(Dataset items)
════════════════

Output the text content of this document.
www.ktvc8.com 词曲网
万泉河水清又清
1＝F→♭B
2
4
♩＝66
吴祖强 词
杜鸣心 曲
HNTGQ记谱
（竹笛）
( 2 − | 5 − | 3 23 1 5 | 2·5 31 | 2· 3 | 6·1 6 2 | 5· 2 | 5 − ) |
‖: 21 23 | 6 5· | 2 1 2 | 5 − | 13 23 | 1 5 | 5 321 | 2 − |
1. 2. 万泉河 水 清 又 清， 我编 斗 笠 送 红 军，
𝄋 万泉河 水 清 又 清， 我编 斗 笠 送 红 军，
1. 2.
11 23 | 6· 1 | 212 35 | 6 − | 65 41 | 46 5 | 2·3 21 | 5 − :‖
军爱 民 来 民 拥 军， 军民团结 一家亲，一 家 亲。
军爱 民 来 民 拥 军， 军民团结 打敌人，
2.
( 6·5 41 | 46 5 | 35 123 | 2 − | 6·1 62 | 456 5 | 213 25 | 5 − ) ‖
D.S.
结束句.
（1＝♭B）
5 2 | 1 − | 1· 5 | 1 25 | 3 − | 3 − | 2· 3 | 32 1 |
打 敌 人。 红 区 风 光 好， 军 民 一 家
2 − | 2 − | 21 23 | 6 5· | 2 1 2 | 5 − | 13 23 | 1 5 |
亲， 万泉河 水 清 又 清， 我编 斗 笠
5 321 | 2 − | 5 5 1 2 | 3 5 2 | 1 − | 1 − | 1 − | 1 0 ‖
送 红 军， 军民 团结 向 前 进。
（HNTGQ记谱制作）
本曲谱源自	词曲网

════════════════

» **Request**:
Copy out every line in the listing where the word "军民团结" appears.

» **Reply**:
军爱 民 来 民 拥 军， 军民团结 一家亲，一 家 亲。
军爱 民 来 民 拥 军， 军民团结 打敌人，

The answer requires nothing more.